## What is being asked
Determine how many lines hold "volume" and give only that number.

— Begin Material provided —

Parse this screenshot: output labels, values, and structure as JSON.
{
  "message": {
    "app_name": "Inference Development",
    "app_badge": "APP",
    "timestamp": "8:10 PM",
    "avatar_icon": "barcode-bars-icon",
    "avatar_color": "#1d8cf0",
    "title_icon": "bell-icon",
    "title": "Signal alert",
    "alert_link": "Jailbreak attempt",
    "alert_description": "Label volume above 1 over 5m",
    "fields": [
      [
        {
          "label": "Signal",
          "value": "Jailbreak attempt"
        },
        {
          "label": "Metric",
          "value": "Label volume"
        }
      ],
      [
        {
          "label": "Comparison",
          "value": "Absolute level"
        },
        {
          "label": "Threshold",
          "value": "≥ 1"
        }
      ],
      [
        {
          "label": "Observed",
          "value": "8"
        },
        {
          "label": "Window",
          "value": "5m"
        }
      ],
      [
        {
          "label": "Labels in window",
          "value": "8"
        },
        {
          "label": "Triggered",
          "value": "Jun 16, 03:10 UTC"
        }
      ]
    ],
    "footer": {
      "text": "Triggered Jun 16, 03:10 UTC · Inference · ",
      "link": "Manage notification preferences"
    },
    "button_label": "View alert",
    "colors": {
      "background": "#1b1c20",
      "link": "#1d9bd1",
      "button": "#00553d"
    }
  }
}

— End Material provided —
— Begin Material provided —

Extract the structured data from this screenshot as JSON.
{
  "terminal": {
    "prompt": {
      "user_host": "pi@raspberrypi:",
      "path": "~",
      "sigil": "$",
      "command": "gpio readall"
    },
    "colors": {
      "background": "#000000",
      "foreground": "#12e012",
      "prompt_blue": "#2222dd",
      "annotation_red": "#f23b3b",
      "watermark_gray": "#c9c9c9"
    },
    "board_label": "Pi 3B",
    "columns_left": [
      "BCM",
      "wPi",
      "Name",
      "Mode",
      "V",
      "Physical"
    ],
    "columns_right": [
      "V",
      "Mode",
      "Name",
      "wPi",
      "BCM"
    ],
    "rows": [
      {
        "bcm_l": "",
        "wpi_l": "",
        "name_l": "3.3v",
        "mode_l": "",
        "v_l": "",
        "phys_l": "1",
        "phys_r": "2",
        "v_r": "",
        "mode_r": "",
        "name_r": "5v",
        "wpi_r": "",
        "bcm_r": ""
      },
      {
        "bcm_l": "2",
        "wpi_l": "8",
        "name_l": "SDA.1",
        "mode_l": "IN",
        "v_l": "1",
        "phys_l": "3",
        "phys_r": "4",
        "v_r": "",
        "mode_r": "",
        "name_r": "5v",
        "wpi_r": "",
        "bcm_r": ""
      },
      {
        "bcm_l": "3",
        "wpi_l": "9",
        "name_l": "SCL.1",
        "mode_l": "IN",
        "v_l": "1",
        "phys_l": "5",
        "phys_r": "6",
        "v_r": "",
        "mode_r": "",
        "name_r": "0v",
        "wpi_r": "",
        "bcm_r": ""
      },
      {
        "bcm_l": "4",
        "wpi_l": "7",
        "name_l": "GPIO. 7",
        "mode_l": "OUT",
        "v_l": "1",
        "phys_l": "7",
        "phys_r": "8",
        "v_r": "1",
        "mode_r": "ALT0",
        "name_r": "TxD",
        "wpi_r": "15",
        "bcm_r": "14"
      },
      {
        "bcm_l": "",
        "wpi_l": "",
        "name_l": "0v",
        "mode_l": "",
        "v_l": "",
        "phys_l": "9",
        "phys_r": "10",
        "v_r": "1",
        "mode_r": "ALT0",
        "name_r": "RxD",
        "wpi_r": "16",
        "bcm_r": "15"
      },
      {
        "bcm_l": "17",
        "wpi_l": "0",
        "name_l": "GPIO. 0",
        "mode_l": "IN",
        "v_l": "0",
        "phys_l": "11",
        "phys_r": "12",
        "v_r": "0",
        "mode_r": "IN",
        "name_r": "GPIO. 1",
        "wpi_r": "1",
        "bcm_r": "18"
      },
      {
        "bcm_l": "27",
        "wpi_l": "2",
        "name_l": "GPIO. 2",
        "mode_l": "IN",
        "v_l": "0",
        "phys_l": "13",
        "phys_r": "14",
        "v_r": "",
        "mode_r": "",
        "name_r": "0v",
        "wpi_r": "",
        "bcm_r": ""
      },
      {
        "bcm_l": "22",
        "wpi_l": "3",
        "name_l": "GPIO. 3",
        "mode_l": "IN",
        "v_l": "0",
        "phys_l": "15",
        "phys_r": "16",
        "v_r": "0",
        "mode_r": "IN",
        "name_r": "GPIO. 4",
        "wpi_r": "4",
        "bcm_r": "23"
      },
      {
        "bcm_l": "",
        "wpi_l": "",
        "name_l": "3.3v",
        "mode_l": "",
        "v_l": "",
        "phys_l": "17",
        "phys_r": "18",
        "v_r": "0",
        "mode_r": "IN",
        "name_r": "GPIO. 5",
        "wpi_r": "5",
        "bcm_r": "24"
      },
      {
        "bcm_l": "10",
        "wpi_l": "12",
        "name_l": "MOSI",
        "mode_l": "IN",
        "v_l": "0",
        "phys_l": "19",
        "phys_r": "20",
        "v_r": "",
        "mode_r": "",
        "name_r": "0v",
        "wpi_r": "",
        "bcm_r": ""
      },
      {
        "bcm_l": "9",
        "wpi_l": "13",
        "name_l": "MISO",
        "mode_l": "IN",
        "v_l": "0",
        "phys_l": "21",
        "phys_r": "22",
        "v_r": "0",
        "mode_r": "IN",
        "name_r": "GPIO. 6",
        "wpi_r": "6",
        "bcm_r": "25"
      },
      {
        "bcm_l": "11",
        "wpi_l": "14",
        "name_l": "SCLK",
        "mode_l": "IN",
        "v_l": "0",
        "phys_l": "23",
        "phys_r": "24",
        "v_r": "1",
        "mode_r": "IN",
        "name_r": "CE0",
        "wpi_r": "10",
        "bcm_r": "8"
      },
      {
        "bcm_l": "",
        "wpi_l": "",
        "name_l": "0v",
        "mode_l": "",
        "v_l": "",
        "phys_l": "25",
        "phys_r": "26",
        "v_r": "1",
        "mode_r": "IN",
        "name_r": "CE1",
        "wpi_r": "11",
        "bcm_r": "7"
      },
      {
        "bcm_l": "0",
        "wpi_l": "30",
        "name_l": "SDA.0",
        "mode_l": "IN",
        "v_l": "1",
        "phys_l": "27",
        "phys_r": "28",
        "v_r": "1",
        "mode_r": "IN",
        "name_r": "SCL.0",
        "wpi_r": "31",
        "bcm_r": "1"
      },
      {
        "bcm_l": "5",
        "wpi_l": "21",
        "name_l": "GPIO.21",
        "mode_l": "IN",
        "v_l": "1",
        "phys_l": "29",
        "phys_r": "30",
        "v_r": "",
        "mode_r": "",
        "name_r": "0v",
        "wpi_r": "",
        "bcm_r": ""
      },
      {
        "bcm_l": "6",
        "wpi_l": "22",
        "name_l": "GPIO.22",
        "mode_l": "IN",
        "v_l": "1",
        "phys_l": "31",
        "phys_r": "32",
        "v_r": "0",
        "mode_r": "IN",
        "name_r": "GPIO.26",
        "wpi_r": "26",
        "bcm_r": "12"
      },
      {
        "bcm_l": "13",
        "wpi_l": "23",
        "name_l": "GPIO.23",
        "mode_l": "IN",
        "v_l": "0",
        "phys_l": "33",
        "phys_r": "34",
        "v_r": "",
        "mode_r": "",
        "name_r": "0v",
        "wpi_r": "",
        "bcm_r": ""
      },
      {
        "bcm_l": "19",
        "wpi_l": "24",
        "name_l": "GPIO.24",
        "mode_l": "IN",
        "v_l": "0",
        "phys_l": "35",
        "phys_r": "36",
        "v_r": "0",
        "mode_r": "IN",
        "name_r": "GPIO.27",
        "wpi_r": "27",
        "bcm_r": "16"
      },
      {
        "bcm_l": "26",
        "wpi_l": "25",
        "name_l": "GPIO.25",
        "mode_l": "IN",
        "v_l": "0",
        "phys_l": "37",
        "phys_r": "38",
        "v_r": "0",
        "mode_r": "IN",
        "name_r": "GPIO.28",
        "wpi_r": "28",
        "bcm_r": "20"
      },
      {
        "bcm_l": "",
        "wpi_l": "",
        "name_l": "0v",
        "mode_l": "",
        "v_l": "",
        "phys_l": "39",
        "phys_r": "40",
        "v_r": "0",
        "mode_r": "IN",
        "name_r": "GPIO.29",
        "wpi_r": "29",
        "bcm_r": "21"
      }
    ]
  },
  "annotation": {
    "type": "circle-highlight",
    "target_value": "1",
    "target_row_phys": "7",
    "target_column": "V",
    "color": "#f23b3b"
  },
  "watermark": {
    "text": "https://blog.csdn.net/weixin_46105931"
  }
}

— End Material provided —

## Full solution
2